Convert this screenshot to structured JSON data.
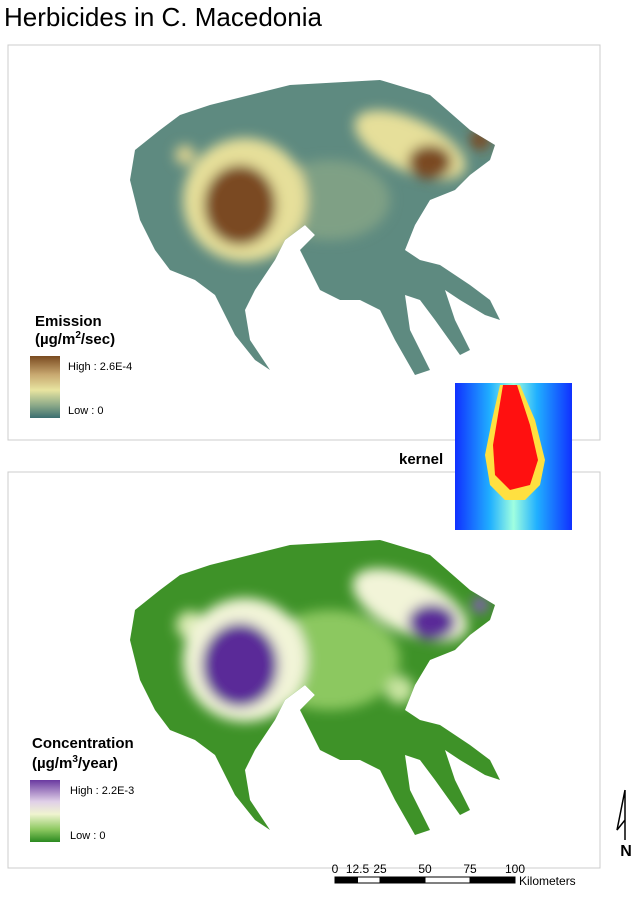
{
  "title": "Herbicides in C. Macedonia",
  "emission_map": {
    "legend_title": "Emission",
    "unit_prefix": "(µg/m",
    "unit_exponent": "2",
    "unit_suffix": "/sec)",
    "high_label": "High : 2.6E-4",
    "low_label": "Low : 0"
  },
  "kernel": {
    "label": "kernel"
  },
  "concentration_map": {
    "legend_title": "Concentration",
    "unit_prefix": "(µg/m",
    "unit_exponent": "3",
    "unit_suffix": "/year)",
    "high_label": "High : 2.2E-3",
    "low_label": "Low : 0"
  },
  "scale_bar": {
    "ticks": [
      0,
      12.5,
      25,
      50,
      75,
      100
    ],
    "unit": "Kilometers"
  },
  "north_arrow": {
    "label": "N"
  }
}
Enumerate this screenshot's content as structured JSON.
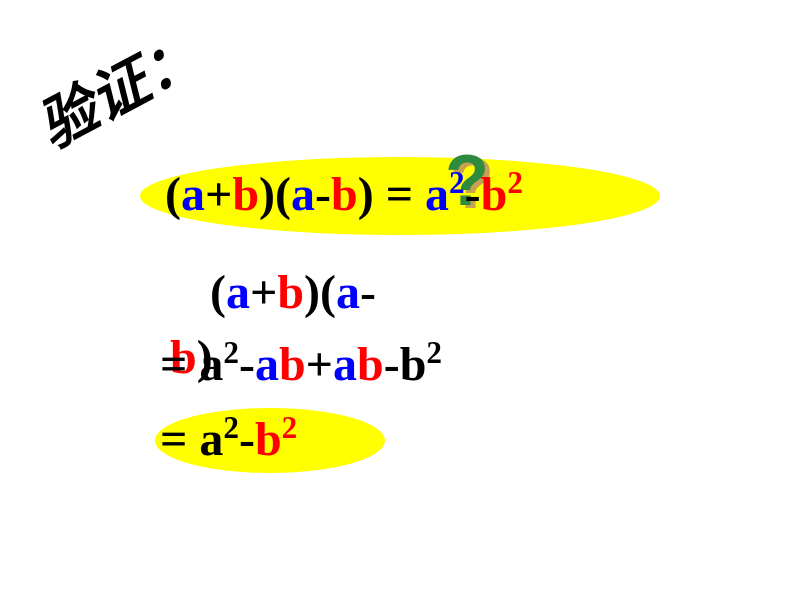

» Instruction: Each line of the data is to be duplicated exactly; pictures stay out of the copy.

» Exercise result:
Convert this screenshot to structured JSON data.
{
  "title": "Herbicides in C. Macedonia",
  "emission_map": {
    "legend_title": "Emission",
    "unit_prefix": "(µg/m",
    "unit_exponent": "2",
    "unit_suffix": "/sec)",
    "high_label": "High : 2.6E-4",
    "low_label": "Low : 0"
  },
  "kernel": {
    "label": "kernel"
  },
  "concentration_map": {
    "legend_title": "Concentration",
    "unit_prefix": "(µg/m",
    "unit_exponent": "3",
    "unit_suffix": "/year)",
    "high_label": "High : 2.2E-3",
    "low_label": "Low : 0"
  },
  "scale_bar": {
    "ticks": [
      0,
      12.5,
      25,
      50,
      75,
      100
    ],
    "unit": "Kilometers"
  },
  "north_arrow": {
    "label": "N"
  }
}
Enumerate this screenshot's content as structured JSON.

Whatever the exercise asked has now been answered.